- **Task details**:
Print out each entry below exactly, please.

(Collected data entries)
>> Start

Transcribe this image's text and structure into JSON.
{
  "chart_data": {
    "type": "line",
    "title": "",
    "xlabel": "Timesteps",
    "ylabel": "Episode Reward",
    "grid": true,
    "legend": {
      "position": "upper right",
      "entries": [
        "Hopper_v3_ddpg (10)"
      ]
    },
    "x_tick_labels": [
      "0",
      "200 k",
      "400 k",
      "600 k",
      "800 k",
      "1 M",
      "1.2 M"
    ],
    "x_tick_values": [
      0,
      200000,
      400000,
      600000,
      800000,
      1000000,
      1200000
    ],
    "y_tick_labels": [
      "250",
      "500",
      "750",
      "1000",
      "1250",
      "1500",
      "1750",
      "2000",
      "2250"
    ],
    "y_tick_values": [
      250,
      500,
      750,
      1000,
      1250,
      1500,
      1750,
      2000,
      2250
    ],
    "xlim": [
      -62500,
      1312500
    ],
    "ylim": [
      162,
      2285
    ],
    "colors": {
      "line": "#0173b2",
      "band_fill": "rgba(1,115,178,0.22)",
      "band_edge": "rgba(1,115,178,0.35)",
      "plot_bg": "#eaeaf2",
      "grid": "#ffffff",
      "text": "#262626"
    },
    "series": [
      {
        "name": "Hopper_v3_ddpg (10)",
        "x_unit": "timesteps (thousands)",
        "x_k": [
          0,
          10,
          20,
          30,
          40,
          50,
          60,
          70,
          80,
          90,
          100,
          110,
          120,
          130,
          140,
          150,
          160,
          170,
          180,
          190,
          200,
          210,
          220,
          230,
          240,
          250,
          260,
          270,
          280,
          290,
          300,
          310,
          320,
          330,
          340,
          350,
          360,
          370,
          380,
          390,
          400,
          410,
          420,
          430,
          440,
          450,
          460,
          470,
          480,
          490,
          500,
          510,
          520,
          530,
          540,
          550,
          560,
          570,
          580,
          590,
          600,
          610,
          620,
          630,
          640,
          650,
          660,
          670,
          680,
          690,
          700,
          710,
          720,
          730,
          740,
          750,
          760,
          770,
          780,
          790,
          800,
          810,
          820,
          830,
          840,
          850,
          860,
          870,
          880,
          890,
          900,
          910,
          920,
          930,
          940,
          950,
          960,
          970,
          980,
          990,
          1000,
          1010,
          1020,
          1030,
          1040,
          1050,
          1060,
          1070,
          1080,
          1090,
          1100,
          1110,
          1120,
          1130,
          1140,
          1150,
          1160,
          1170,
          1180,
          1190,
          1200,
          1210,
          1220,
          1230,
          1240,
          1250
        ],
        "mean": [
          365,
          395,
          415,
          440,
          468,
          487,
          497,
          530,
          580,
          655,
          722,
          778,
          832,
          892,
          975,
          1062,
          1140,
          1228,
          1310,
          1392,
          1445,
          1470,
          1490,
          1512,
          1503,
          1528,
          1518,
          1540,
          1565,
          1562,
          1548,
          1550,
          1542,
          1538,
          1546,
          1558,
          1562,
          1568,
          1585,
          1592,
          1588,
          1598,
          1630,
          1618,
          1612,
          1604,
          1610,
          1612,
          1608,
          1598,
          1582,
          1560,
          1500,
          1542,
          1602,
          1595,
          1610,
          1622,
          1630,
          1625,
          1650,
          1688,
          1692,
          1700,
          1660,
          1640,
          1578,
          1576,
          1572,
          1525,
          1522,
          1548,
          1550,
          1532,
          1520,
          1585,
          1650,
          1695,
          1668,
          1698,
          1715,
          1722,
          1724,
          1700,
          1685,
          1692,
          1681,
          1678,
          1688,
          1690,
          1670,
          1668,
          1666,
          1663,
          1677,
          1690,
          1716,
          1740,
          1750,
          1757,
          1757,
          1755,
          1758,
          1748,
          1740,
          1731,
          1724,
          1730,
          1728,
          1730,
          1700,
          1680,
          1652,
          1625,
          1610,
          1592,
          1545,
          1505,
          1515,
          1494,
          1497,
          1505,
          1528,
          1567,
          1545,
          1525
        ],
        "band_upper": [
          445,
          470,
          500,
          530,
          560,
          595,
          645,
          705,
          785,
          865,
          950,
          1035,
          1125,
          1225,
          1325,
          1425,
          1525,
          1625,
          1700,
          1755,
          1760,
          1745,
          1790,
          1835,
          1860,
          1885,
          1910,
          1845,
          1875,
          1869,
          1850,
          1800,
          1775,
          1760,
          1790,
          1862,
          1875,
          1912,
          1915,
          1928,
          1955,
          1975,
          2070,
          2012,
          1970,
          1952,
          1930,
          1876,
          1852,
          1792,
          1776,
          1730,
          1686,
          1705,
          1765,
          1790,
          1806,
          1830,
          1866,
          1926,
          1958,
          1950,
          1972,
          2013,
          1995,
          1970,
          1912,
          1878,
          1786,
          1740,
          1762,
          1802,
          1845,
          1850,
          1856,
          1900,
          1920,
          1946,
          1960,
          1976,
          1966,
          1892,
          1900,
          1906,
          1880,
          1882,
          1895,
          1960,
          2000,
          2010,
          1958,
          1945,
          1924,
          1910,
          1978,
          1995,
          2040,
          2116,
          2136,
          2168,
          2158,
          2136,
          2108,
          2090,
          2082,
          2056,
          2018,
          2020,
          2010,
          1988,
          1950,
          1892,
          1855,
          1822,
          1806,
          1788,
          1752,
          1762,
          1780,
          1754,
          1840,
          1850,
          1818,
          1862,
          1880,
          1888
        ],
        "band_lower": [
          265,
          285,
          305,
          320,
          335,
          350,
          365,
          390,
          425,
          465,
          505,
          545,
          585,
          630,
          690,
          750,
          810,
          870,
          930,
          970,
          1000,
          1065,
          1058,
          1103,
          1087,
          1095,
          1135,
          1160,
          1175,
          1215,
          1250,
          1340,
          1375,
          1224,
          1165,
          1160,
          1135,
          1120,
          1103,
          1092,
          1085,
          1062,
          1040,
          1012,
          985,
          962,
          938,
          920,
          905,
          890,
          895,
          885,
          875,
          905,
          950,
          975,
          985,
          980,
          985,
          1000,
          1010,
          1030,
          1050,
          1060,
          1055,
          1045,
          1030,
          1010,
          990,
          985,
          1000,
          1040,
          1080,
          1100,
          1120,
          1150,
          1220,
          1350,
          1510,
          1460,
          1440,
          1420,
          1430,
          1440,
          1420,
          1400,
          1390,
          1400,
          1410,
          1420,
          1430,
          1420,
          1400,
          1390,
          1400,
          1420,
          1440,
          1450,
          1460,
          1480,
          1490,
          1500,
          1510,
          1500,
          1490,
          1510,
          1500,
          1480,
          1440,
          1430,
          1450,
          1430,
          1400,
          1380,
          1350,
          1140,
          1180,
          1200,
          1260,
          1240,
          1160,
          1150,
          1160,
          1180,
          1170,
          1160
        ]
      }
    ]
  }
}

>> End

- **The response**:
Transcribe this image's text and structure into JSON.
{
  "chart_data": {
    "type": "line",
    "title": "",
    "xlabel": "Timesteps",
    "ylabel": "Episode Reward",
    "grid": true,
    "legend": {
      "position": "upper right",
      "entries": [
        "Hopper_v3_ddpg (10)"
      ]
    },
    "x_tick_labels": [
      "0",
      "200 k",
      "400 k",
      "600 k",
      "800 k",
      "1 M",
      "1.2 M"
    ],
    "x_tick_values": [
      0,
      200000,
      400000,
      600000,
      800000,
      1000000,
      1200000
    ],
    "y_tick_labels": [
      "250",
      "500",
      "750",
      "1000",
      "1250",
      "1500",
      "1750",
      "2000",
      "2250"
    ],
    "y_tick_values": [
      250,
      500,
      750,
      1000,
      1250,
      1500,
      1750,
      2000,
      2250
    ],
    "xlim": [
      -62500,
      1312500
    ],
    "ylim": [
      162,
      2285
    ],
    "colors": {
      "line": "#0173b2",
      "band_fill": "rgba(1,115,178,0.22)",
      "band_edge": "rgba(1,115,178,0.35)",
      "plot_bg": "#eaeaf2",
      "grid": "#ffffff",
      "text": "#262626"
    },
    "series": [
      {
        "name": "Hopper_v3_ddpg (10)",
        "x_unit": "timesteps (thousands)",
        "x_k": [
          0,
          10,
          20,
          30,
          40,
          50,
          60,
          70,
          80,
          90,
          100,
          110,
          120,
          130,
          140,
          150,
          160,
          170,
          180,
          190,
          200,
          210,
          220,
          230,
          240,
          250,
          260,
          270,
          280,
          290,
          300,
          310,
          320,
          330,
          340,
          350,
          360,
          370,
          380,
          390,
          400,
          410,
          420,
          430,
          440,
          450,
          460,
          470,
          480,
          490,
          500,
          510,
          520,
          530,
          540,
          550,
          560,
          570,
          580,
          590,
          600,
          610,
          620,
          630,
          640,
          650,
          660,
          670,
          680,
          690,
          700,
          710,
          720,
          730,
          740,
          750,
          760,
          770,
          780,
          790,
          800,
          810,
          820,
          830,
          840,
          850,
          860,
          870,
          880,
          890,
          900,
          910,
          920,
          930,
          940,
          950,
          960,
          970,
          980,
          990,
          1000,
          1010,
          1020,
          1030,
          1040,
          1050,
          1060,
          1070,
          1080,
          1090,
          1100,
          1110,
          1120,
          1130,
          1140,
          1150,
          1160,
          1170,
          1180,
          1190,
          1200,
          1210,
          1220,
          1230,
          1240,
          1250
        ],
        "mean": [
          365,
          395,
          415,
          440,
          468,
          487,
          497,
          530,
          580,
          655,
          722,
          778,
          832,
          892,
          975,
          1062,
          1140,
          1228,
          1310,
          1392,
          1445,
          1470,
          1490,
          1512,
          1503,
          1528,
          1518,
          1540,
          1565,
          1562,
          1548,
          1550,
          1542,
          1538,
          1546,
          1558,
          1562,
          1568,
          1585,
          1592,
          1588,
          1598,
          1630,
          1618,
          1612,
          1604,
          1610,
          1612,
          1608,
          1598,
          1582,
          1560,
          1500,
          1542,
          1602,
          1595,
          1610,
          1622,
          1630,
          1625,
          1650,
          1688,
          1692,
          1700,
          1660,
          1640,
          1578,
          1576,
          1572,
          1525,
          1522,
          1548,
          1550,
          1532,
          1520,
          1585,
          1650,
          1695,
          1668,
          1698,
          1715,
          1722,
          1724,
          1700,
          1685,
          1692,
          1681,
          1678,
          1688,
          1690,
          1670,
          1668,
          1666,
          1663,
          1677,
          1690,
          1716,
          1740,
          1750,
          1757,
          1757,
          1755,
          1758,
          1748,
          1740,
          1731,
          1724,
          1730,
          1728,
          1730,
          1700,
          1680,
          1652,
          1625,
          1610,
          1592,
          1545,
          1505,
          1515,
          1494,
          1497,
          1505,
          1528,
          1567,
          1545,
          1525
        ],
        "band_upper": [
          445,
          470,
          500,
          530,
          560,
          595,
          645,
          705,
          785,
          865,
          950,
          1035,
          1125,
          1225,
          1325,
          1425,
          1525,
          1625,
          1700,
          1755,
          1760,
          1745,
          1790,
          1835,
          1860,
          1885,
          1910,
          1845,
          1875,
          1869,
          1850,
          1800,
          1775,
          1760,
          1790,
          1862,
          1875,
          1912,
          1915,
          1928,
          1955,
          1975,
          2070,
          2012,
          1970,
          1952,
          1930,
          1876,
          1852,
          1792,
          1776,
          1730,
          1686,
          1705,
          1765,
          1790,
          1806,
          1830,
          1866,
          1926,
          1958,
          1950,
          1972,
          2013,
          1995,
          1970,
          1912,
          1878,
          1786,
          1740,
          1762,
          1802,
          1845,
          1850,
          1856,
          1900,
          1920,
          1946,
          1960,
          1976,
          1966,
          1892,
          1900,
          1906,
          1880,
          1882,
          1895,
          1960,
          2000,
          2010,
          1958,
          1945,
          1924,
          1910,
          1978,
          1995,
          2040,
          2116,
          2136,
          2168,
          2158,
          2136,
          2108,
          2090,
          2082,
          2056,
          2018,
          2020,
          2010,
          1988,
          1950,
          1892,
          1855,
          1822,
          1806,
          1788,
          1752,
          1762,
          1780,
          1754,
          1840,
          1850,
          1818,
          1862,
          1880,
          1888
        ],
        "band_lower": [
          265,
          285,
          305,
          320,
          335,
          350,
          365,
          390,
          425,
          465,
          505,
          545,
          585,
          630,
          690,
          750,
          810,
          870,
          930,
          970,
          1000,
          1065,
          1058,
          1103,
          1087,
          1095,
          1135,
          1160,
          1175,
          1215,
          1250,
          1340,
          1375,
          1224,
          1165,
          1160,
          1135,
          1120,
          1103,
          1092,
          1085,
          1062,
          1040,
          1012,
          985,
          962,
          938,
          920,
          905,
          890,
          895,
          885,
          875,
          905,
          950,
          975,
          985,
          980,
          985,
          1000,
          1010,
          1030,
          1050,
          1060,
          1055,
          1045,
          1030,
          1010,
          990,
          985,
          1000,
          1040,
          1080,
          1100,
          1120,
          1150,
          1220,
          1350,
          1510,
          1460,
          1440,
          1420,
          1430,
          1440,
          1420,
          1400,
          1390,
          1400,
          1410,
          1420,
          1430,
          1420,
          1400,
          1390,
          1400,
          1420,
          1440,
          1450,
          1460,
          1480,
          1490,
          1500,
          1510,
          1500,
          1490,
          1510,
          1500,
          1480,
          1440,
          1430,
          1450,
          1430,
          1400,
          1380,
          1350,
          1140,
          1180,
          1200,
          1260,
          1240,
          1160,
          1150,
          1160,
          1180,
          1170,
          1160
        ]
      }
    ]
  }
}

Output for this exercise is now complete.